# [Given records]
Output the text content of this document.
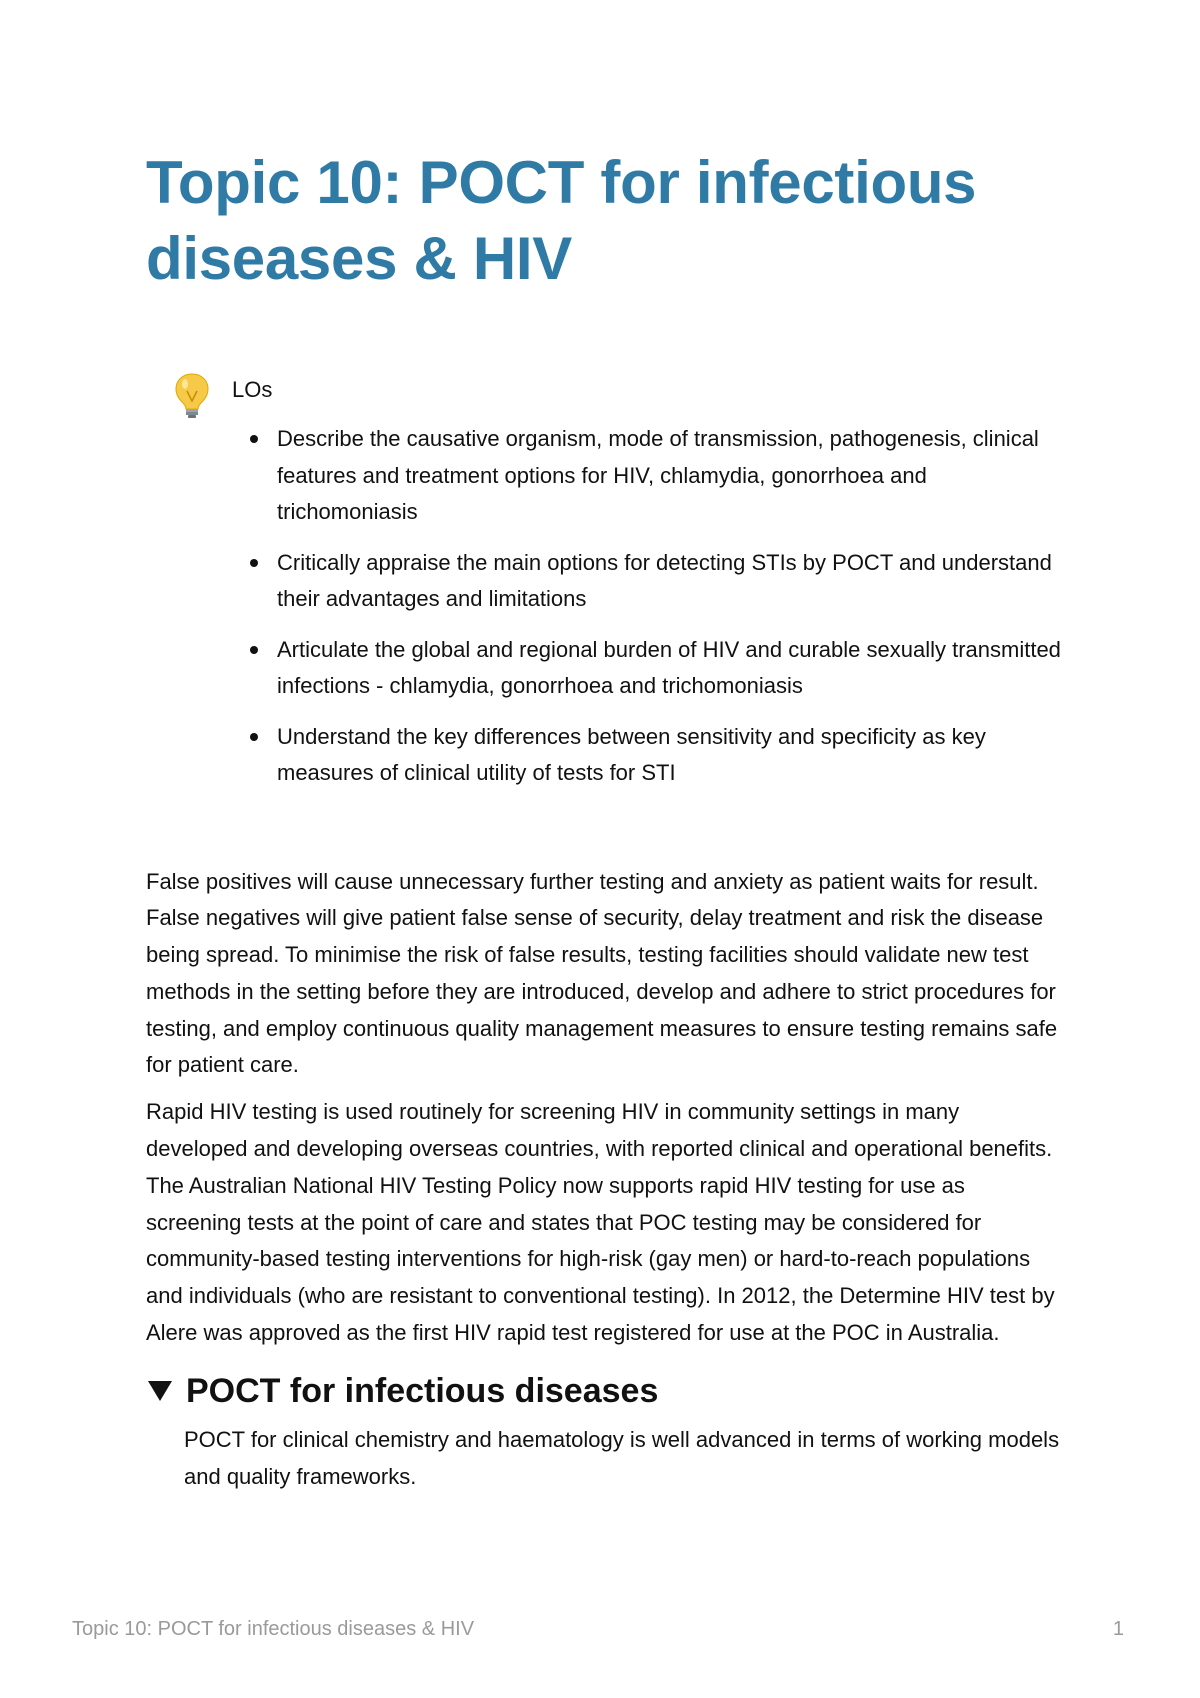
Topic 10: POCT for infectious diseases & HIV
LOs
Describe the causative organism, mode of transmission, pathogenesis, clinical features and treatment options for HIV, chlamydia, gonorrhoea and trichomoniasis
Critically appraise the main options for detecting STIs by POCT and understand their advantages and limitations
Articulate the global and regional burden of HIV and curable sexually transmitted infections - chlamydia, gonorrhoea and trichomoniasis
Understand the key differences between sensitivity and specificity as key measures of clinical utility of tests for STI

False positives will cause unnecessary further testing and anxiety as patient waits for result. False negatives will give patient false sense of security, delay treatment and risk the disease being spread. To minimise the risk of false results, testing facilities should validate new test methods in the setting before they are introduced, develop and adhere to strict procedures for testing, and employ continuous quality management measures to ensure testing remains safe for patient care.

Rapid HIV testing is used routinely for screening HIV in community settings in many developed and developing overseas countries, with reported clinical and operational benefits. The Australian National HIV Testing Policy now supports rapid HIV testing for use as screening tests at the point of care and states that POC testing may be considered for community-based testing interventions for high-risk (gay men) or hard-to-reach populations and individuals (who are resistant to conventional testing). In 2012, the Determine HIV test by Alere was approved as the first HIV rapid test registered for use at the POC in Australia.

POCT for infectious diseases

POCT for clinical chemistry and haematology is well advanced in terms of working models and quality frameworks.

Topic 10: POCT for infectious diseases & HIV	1
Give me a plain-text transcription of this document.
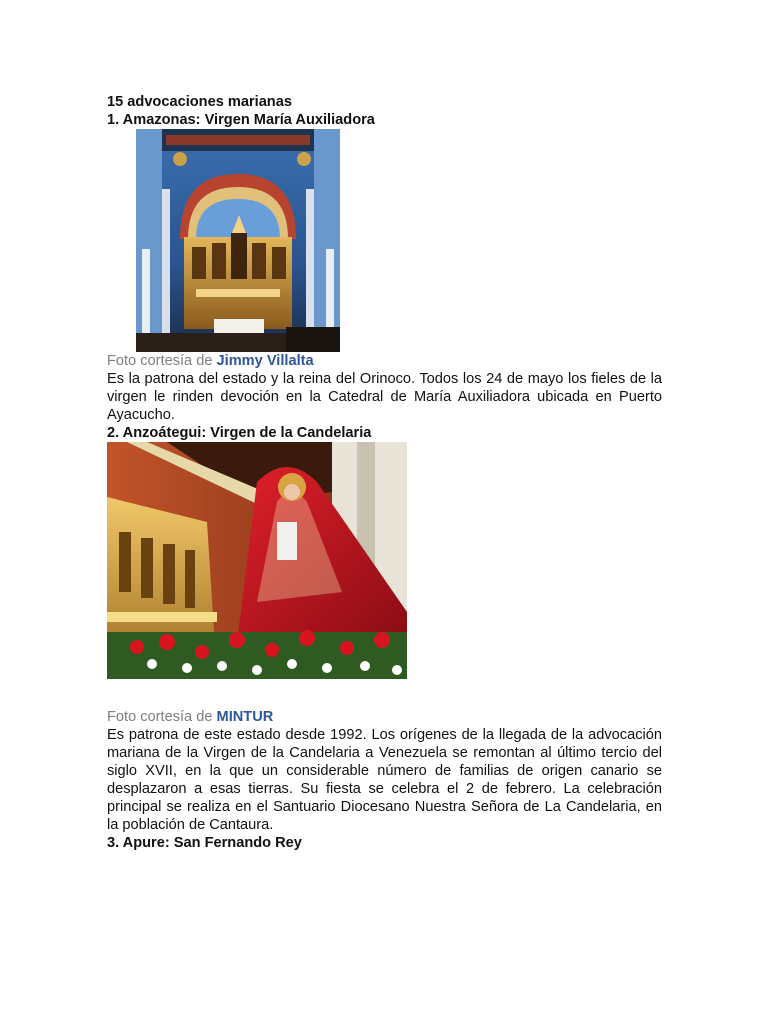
15 advocaciones marianas
1. Amazonas: Virgen María Auxiliadora
Foto cortesía de Jimmy Villalta

Es la patrona del estado y la reina del Orinoco. Todos los 24 de mayo los fieles de la virgen le rinden devoción en la Catedral de María Auxiliadora ubicada en Puerto Ayacucho.

2. Anzoátegui: Virgen de la Candelaria
Foto cortesía de MINTUR

Es patrona de este estado desde 1992. Los orígenes de la llegada de la advocación mariana de la Virgen de la Candelaria a Venezuela se remontan al último tercio del siglo XVII, en la que un considerable número de familias de origen canario se desplazaron a esas tierras. Su fiesta se celebra el 2 de febrero. La celebración principal se realiza en el Santuario Diocesano Nuestra Señora de La Candelaria, en la población de Cantaura.

3. Apure: San Fernando Rey
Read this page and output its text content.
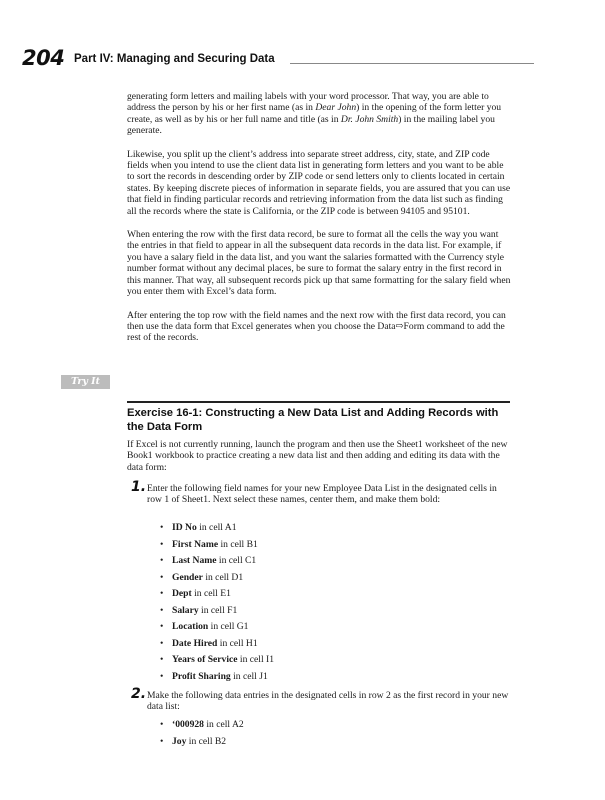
204 Part IV: Managing and Securing Data

generating form letters and mailing labels with your word processor. That way, you are able to address the person by his or her first name (as in Dear John) in the opening of the form letter you create, as well as by his or her full name and title (as in Dr. John Smith) in the mailing label you generate.

Likewise, you split up the client’s address into separate street address, city, state, and ZIP code fields when you intend to use the client data list in generating form letters and you want to be able to sort the records in descending order by ZIP code or send letters only to clients located in certain states. By keeping discrete pieces of information in separate fields, you are assured that you can use that field in finding particular records and retrieving information from the data list such as finding all the records where the state is California, or the ZIP code is between 94105 and 95101.

When entering the row with the first data record, be sure to format all the cells the way you want the entries in that field to appear in all the subsequent data records in the data list. For example, if you have a salary field in the data list, and you want the salaries formatted with the Currency style number format without any decimal places, be sure to format the salary entry in the first record in this manner. That way, all subsequent records pick up that same formatting for the salary field when you enter them with Excel’s data form.

After entering the top row with the field names and the next row with the first data record, you can then use the data form that Excel generates when you choose the Data⇨Form command to add the rest of the records.

Try It
Exercise 16-1: Constructing a New Data List and Adding Records with the Data Form

If Excel is not currently running, launch the program and then use the Sheet1 worksheet of the new Book1 workbook to practice creating a new data list and then adding and editing its data with the data form:

1. Enter the following field names for your new Employee Data List in the designated cells in row 1 of Sheet1. Next select these names, center them, and make them bold:

• ID No in cell A1
• First Name in cell B1
• Last Name in cell C1
• Gender in cell D1
• Dept in cell E1
• Salary in cell F1
• Location in cell G1
• Date Hired in cell H1
• Years of Service in cell I1
• Profit Sharing in cell J1
2. Make the following data entries in the designated cells in row 2 as the first record in your new data list:

• ‘000928 in cell A2
• Joy in cell B2
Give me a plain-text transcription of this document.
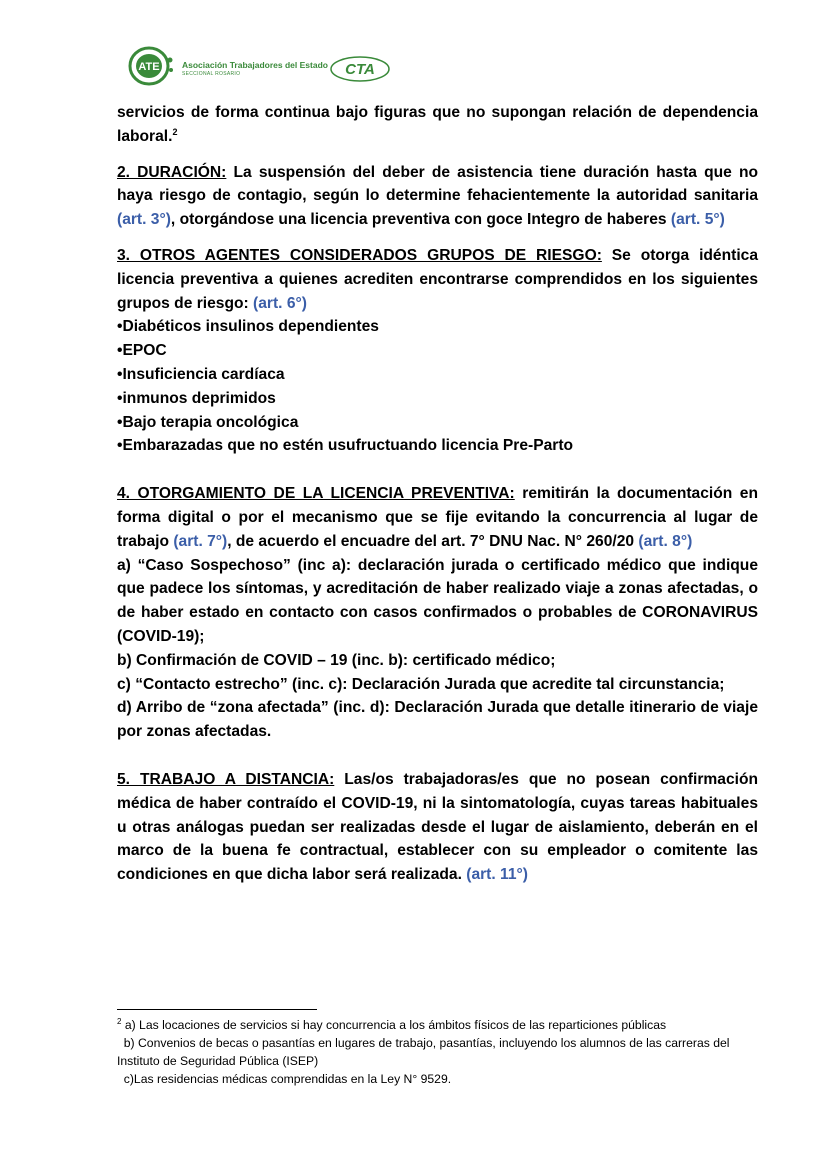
ATE	Asociación Trabajadores del Estado
SECCIONAL ROSARIO	CTA

servicios de forma continua bajo figuras que no supongan relación de dependencia laboral.$^2$

2. DURACIÓN: La suspensión del deber de asistencia tiene duración hasta que no haya riesgo de contagio, según lo determine fehacientemente la autoridad sanitaria (art. 3°), otorgándose una licencia preventiva con goce Integro de haberes (art. 5°)

3. OTROS AGENTES CONSIDERADOS GRUPOS DE RIESGO: Se otorga idéntica licencia preventiva a quienes acrediten encontrarse comprendidos en los siguientes grupos de riesgo: (art. 6°)

•Diabéticos insulinos dependientes
•EPOC
•Insuficiencia cardíaca
•inmunos deprimidos
•Bajo terapia oncológica
•Embarazadas que no estén usufructuando licencia Pre-Parto

4. OTORGAMIENTO DE LA LICENCIA PREVENTIVA: remitirán la documentación en forma digital o por el mecanismo que se fije evitando la concurrencia al lugar de trabajo (art. 7°), de acuerdo el encuadre del art. 7° DNU Nac. N° 260/20 (art. 8°)

a) “Caso Sospechoso” (inc a): declaración jurada o certificado médico que indique que padece los síntomas, y acreditación de haber realizado viaje a zonas afectadas, o de haber estado en contacto con casos confirmados o probables de CORONAVIRUS (COVID-19);

b) Confirmación de COVID – 19 (inc. b): certificado médico;

c) “Contacto estrecho” (inc. c): Declaración Jurada que acredite tal circunstancia;

d) Arribo de “zona afectada” (inc. d): Declaración Jurada que detalle itinerario de viaje por zonas afectadas.

5. TRABAJO A DISTANCIA: Las/os trabajadoras/es que no posean confirmación médica de haber contraído el COVID-19, ni la sintomatología, cuyas tareas habituales u otras análogas puedan ser realizadas desde el lugar de aislamiento, deberán en el marco de la buena fe contractual, establecer con su empleador o comitente las condiciones en que dicha labor será realizada. (art. 11°)

$^2$ a) Las locaciones de servicios si hay concurrencia a los ámbitos físicos de las reparticiones públicas

b) Convenios de becas o pasantías en lugares de trabajo, pasantías, incluyendo los alumnos de las carreras del Instituto de Seguridad Pública (ISEP)

c)Las residencias médicas comprendidas en la Ley N° 9529.
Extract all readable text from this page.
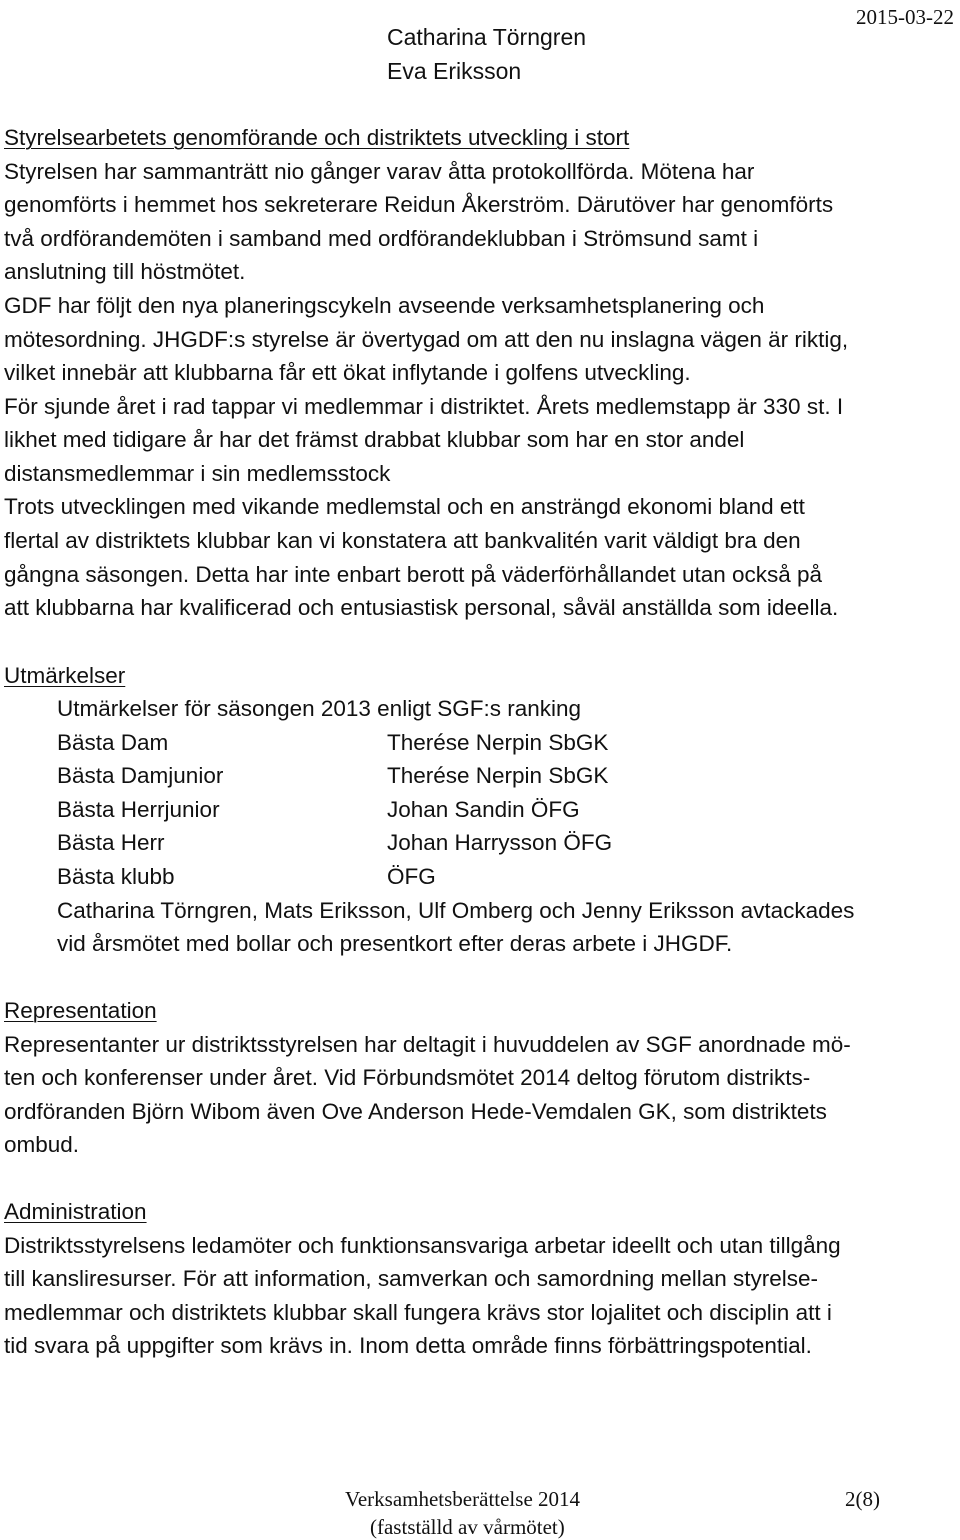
Catharina Törngren
Eva Eriksson
2015-03-22
Styrelsearbetets genomförande och distriktets utveckling i stort
Styrelsen har sammanträtt nio gånger varav åtta protokollförda. Mötena har
genomförts i hemmet hos sekreterare Reidun Åkerström. Därutöver har genomförts
två ordförandemöten i samband med ordförandeklubban i Strömsund samt i
anslutning till höstmötet.
GDF har följt den nya planeringscykeln avseende verksamhetsplanering och
mötesordning. JHGDF:s styrelse är övertygad om att den nu inslagna vägen är riktig,
vilket innebär att klubbarna får ett ökat inflytande i golfens utveckling.
För sjunde året i rad tappar vi medlemmar i distriktet. Årets medlemstapp är 330 st. I
likhet med tidigare år har det främst drabbat klubbar som har en stor andel
distansmedlemmar i sin medlemsstock
Trots utvecklingen med vikande medlemstal och en ansträngd ekonomi bland ett
flertal av distriktets klubbar kan vi konstatera att bankvalitén varit väldigt bra den
gångna säsongen. Detta har inte enbart berott på väderförhållandet utan också på
att klubbarna har kvalificerad och entusiastisk personal, såväl anställda som ideella.
Utmärkelser
Utmärkelser för säsongen 2013 enligt SGF:s ranking
Bästa Dam	Therése Nerpin SbGK
Bästa Damjunior	Therése Nerpin SbGK
Bästa Herrjunior	Johan Sandin ÖFG
Bästa Herr	Johan Harrysson ÖFG
Bästa klubb	ÖFG
Catharina Törngren, Mats Eriksson, Ulf Omberg och Jenny Eriksson avtackades
vid årsmötet med bollar och presentkort efter deras arbete i JHGDF.
Representation
Representanter ur distriktsstyrelsen har deltagit i huvuddelen av SGF anordnade mö-
ten och konferenser under året. Vid Förbundsmötet 2014 deltog förutom distrikts-
ordföranden Björn Wibom även Ove Anderson Hede-Vemdalen GK, som distriktets
ombud.
Administration
Distriktsstyrelsens ledamöter och funktionsansvariga arbetar ideellt och utan tillgång
till kansliresurser. För att information, samverkan och samordning mellan styrelse-
medlemmar och distriktets klubbar skall fungera krävs stor lojalitet och disciplin att i
tid svara på uppgifter som krävs in. Inom detta område finns förbättringspotential.
Verksamhetsberättelse 2014	2(8)
(fastställd av vårmötet)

# [About this task]
Find and show each line of the listing with the word "viaje".

# [Answer to this exercise]
a) “Caso Sospechoso” (inc a): declaración jurada o certificado médico que indique que padece los síntomas, y acreditación de haber realizado viaje a zonas afectadas, o de haber estado en contacto con casos confirmados o probables de CORONAVIRUS (COVID-19);
d) Arribo de “zona afectada” (inc. d): Declaración Jurada que detalle itinerario de viaje por zonas afectadas.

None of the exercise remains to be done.